*Ejercicios*
a) Según el texto sobre la censura del Diario Vasco, ¿en qué fecha enviaron los colectivos organizadores su réplica al periódico?
b) Reproduce el fragmento del texto sobre la censura del Diario Vasco que empieza con las palabras "El pasado 11" y acaba con "la nota original.".
c) Prosigue el texto sobre la censura del Diario Vasco a partir de su última oración.

El pasado 11 de mayo, dos días después del acto de conmemoración del Día de la Victoria en Donostia, el Diario Vasco publicó en su sección “Cartas al director” una nota de carácter totalmente manipulador, tanto en lo referido al acto conmemorativo en sí, como a la propia Victoria sobre el fascismo. Los colectivos organizadores de procedencia vasca no citados en la nota (Askapena, Boltxe, Euskal Herria-Donbass Komitea, Sare Antifaxista, EPK-PCE, K17) han remitido el pasado 15 de mayo una réplica a la sección de cartas al director del citado periódico. El Diario Vasco sin embargo, ha decidido negar el derecho de réplica, censurar la respuesta “Boulevard Antifacista” y amparar el contenido y tono filofascista de la nota original.

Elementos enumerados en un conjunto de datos
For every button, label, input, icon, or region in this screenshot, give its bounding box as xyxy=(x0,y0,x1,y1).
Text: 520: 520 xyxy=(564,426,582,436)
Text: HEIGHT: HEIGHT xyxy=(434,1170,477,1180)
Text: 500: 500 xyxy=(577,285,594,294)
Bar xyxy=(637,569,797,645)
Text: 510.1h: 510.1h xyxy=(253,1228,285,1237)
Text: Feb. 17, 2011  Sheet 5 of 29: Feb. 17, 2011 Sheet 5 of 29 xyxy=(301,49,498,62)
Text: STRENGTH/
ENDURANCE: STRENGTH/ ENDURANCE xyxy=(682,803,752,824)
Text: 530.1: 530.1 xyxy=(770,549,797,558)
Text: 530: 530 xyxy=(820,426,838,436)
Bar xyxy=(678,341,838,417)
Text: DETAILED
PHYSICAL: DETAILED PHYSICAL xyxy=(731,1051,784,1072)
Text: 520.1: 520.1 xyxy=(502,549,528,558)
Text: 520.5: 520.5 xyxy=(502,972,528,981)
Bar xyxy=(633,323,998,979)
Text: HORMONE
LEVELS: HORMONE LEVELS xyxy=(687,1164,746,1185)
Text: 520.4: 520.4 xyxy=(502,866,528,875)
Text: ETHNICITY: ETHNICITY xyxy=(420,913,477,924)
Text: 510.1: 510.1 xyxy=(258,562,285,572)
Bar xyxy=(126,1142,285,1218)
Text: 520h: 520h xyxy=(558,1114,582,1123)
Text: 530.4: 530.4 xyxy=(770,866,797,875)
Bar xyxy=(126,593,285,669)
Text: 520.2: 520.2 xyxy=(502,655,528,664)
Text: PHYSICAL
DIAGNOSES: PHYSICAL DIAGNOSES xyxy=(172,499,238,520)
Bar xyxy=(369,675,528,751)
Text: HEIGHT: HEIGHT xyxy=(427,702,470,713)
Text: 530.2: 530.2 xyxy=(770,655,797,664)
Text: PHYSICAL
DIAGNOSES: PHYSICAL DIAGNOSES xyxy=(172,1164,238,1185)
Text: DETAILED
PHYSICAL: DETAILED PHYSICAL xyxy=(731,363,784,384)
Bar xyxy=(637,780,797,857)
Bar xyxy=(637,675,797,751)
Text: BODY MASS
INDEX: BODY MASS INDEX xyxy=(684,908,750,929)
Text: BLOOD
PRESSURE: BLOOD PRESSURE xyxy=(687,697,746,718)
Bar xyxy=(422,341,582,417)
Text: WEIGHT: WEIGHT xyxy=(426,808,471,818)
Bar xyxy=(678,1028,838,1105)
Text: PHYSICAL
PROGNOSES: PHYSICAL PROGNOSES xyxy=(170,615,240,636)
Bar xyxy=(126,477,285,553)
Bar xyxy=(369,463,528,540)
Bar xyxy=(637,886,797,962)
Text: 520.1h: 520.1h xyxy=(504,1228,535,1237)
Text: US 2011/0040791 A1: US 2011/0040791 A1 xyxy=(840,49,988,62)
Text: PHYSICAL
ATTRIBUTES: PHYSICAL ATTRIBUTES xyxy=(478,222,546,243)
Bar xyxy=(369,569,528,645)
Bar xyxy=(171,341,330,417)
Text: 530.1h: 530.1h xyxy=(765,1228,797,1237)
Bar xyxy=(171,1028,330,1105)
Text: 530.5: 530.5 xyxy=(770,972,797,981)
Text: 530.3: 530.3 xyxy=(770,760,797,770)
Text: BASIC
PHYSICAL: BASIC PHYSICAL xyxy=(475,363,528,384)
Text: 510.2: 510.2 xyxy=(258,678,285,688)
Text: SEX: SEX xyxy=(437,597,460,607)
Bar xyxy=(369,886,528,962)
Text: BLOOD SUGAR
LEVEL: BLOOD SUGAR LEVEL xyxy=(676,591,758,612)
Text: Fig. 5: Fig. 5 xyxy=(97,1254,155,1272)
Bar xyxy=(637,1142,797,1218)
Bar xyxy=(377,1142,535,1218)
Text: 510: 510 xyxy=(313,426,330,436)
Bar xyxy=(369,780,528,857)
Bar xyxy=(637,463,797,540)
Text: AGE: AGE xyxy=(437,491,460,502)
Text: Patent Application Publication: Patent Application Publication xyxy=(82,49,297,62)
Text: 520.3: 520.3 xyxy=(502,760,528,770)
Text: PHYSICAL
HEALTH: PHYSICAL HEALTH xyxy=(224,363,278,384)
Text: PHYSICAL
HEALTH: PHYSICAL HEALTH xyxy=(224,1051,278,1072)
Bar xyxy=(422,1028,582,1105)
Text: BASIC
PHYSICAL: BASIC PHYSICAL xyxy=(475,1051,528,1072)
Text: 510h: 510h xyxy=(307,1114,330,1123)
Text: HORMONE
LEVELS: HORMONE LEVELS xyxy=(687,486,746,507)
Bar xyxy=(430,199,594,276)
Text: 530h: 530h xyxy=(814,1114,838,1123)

*Respuestas escritas*
a) El 15 de mayo.

b)
El pasado 11 de mayo, dos días después del acto de conmemoración del Día de la Victoria en Donostia, el Diario Vasco publicó en su sección “Cartas al director” una nota de carácter totalmente manipulador, tanto en lo referido al acto conmemorativo en sí, como a la propia Victoria sobre el fascismo. Los colectivos organizadores de procedencia vasca no citados en la nota (Askapena, Boltxe, Euskal Herria-Donbass Komitea, Sare Antifaxista, EPK-PCE, K17) han remitido el pasado 15 de mayo una réplica a la sección de cartas al director del citado periódico. El Diario Vasco sin embargo, ha decidido negar el derecho de réplica, censurar la respuesta “Boulevard Antifacista” y amparar el contenido y tono filofascista de la nota original.

c)
Sr. Odriozola, leemos con sorpresa e indignación su nota de ¿Boulevard o Plaza Roja? Su estrategia, tan vieja como deshonesta, de intoxicar en base a distorsiones y mentiras que no por mil veces repetidas cambian la realidad de los hechos, nos obliga a matizar punto por punto sus afirmaciones para demostrar lo ominoso de su artículo.Boulevard Antifascista, Sr. Odriozola
En primer lugar, el evento no estaba convocado únicamente por Ve, sino que otras 6 entidades (Euskal Herria-Donbass Komitea, Euskal Herria Antifaxista, Askapena, K17, Boltxe, y el PCE) también participaron en la organización del acto. Si Usted estuvo ahí, vería en los paneles luminosos los anagramas de los 7 organismos convocantes.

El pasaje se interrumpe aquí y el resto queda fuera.